■ SET TASK ■
Rewrite every line in the entries below as a numbered list, leaving out any blank lines.

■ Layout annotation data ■
_ _ _ _
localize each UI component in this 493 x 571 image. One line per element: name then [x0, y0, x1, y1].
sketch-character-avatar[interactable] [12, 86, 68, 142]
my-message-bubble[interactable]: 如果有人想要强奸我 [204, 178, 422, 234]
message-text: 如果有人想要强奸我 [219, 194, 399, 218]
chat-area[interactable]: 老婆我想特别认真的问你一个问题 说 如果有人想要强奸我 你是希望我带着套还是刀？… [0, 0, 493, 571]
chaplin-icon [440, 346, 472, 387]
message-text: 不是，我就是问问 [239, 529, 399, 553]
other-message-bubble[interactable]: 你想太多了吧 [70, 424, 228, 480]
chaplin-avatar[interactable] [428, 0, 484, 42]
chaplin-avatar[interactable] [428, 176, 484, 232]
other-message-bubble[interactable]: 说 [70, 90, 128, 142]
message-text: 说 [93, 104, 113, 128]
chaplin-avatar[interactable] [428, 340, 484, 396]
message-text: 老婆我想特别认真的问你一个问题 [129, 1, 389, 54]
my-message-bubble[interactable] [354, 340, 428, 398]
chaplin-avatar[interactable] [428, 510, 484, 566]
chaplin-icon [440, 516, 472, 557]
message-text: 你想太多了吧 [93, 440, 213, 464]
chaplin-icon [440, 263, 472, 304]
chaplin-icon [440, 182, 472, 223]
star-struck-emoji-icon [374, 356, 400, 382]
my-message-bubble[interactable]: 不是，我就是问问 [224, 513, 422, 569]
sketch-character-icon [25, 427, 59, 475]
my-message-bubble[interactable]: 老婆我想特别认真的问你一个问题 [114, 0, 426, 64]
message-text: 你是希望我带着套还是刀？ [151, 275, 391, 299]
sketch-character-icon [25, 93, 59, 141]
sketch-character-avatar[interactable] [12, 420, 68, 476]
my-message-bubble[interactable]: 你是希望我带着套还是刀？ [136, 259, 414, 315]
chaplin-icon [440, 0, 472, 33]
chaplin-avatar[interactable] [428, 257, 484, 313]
_ _ _ _
■ EXPECTED ANSWER ■
1. localize each UI component in this 493 x 571 image. One line per element: name then [x0, y0, x1, y1].
2. sketch-character-avatar[interactable] [12, 86, 68, 142]
3. my-message-bubble[interactable]: 如果有人想要强奸我 [204, 178, 422, 234]
4. message-text: 如果有人想要强奸我 [219, 194, 399, 218]
5. chat-area[interactable]: 老婆我想特别认真的问你一个问题 说 如果有人想要强奸我 你是希望我带着套还是刀？… [0, 0, 493, 571]
6. chaplin-icon [440, 346, 472, 387]
7. message-text: 不是，我就是问问 [239, 529, 399, 553]
8. other-message-bubble[interactable]: 你想太多了吧 [70, 424, 228, 480]
9. chaplin-avatar[interactable] [428, 0, 484, 42]
10. chaplin-avatar[interactable] [428, 176, 484, 232]
11. other-message-bubble[interactable]: 说 [70, 90, 128, 142]
12. message-text: 说 [93, 104, 113, 128]
13. chaplin-avatar[interactable] [428, 340, 484, 396]
14. message-text: 老婆我想特别认真的问你一个问题 [129, 1, 389, 54]
15. my-message-bubble[interactable] [354, 340, 428, 398]
16. chaplin-avatar[interactable] [428, 510, 484, 566]
17. chaplin-icon [440, 516, 472, 557]
18. message-text: 你想太多了吧 [93, 440, 213, 464]
19. chaplin-icon [440, 263, 472, 304]
20. chaplin-icon [440, 182, 472, 223]
21. star-struck-emoji-icon [374, 356, 400, 382]
22. my-message-bubble[interactable]: 不是，我就是问问 [224, 513, 422, 569]
23. sketch-character-icon [25, 427, 59, 475]
24. my-message-bubble[interactable]: 老婆我想特别认真的问你一个问题 [114, 0, 426, 64]
25. message-text: 你是希望我带着套还是刀？ [151, 275, 391, 299]
26. sketch-character-icon [25, 93, 59, 141]
27. sketch-character-avatar[interactable] [12, 420, 68, 476]
28. my-message-bubble[interactable]: 你是希望我带着套还是刀？ [136, 259, 414, 315]
29. chaplin-icon [440, 0, 472, 33]
30. chaplin-avatar[interactable] [428, 257, 484, 313]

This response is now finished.